▶ _Problem to solve_: Tally how many lines of these entries hold the string "Gabejan". Return the number alone.
-- begin Dataset content --
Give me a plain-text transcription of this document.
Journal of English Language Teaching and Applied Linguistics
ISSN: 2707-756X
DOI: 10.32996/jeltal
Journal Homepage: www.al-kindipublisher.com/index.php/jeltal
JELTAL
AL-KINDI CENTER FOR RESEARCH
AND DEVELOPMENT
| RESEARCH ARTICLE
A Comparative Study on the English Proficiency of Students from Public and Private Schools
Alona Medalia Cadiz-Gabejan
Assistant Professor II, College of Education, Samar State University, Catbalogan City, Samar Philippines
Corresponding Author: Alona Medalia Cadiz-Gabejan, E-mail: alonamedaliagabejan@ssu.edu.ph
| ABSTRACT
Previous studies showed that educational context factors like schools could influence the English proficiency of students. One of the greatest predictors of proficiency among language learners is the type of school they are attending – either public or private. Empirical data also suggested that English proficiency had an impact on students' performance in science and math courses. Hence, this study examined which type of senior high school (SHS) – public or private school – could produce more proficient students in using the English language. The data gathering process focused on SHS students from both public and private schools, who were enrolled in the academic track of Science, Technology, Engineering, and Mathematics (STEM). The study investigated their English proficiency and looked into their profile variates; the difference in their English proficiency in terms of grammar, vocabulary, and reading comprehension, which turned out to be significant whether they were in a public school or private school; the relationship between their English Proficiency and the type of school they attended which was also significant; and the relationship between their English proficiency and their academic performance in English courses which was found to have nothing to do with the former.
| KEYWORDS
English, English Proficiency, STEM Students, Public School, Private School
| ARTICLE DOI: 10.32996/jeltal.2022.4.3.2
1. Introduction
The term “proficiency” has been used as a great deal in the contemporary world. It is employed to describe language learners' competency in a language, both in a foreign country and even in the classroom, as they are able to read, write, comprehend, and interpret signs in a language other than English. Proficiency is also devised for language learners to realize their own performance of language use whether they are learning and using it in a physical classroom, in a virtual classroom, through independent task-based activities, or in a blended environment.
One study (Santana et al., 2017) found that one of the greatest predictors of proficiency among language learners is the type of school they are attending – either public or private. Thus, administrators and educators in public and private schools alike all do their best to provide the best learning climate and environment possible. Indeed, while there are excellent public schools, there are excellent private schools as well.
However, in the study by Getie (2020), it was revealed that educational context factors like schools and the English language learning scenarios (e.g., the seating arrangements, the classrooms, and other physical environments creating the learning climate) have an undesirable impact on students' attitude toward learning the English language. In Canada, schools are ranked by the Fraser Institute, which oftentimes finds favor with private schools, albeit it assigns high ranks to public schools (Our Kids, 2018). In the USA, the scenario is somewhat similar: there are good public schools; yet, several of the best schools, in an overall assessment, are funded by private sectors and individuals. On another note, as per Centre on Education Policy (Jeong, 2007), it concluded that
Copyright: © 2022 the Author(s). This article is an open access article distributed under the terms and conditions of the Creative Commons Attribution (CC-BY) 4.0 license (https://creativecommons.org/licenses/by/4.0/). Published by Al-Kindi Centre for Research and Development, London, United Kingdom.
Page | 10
-- end Dataset content --
▶ _The answer_: 2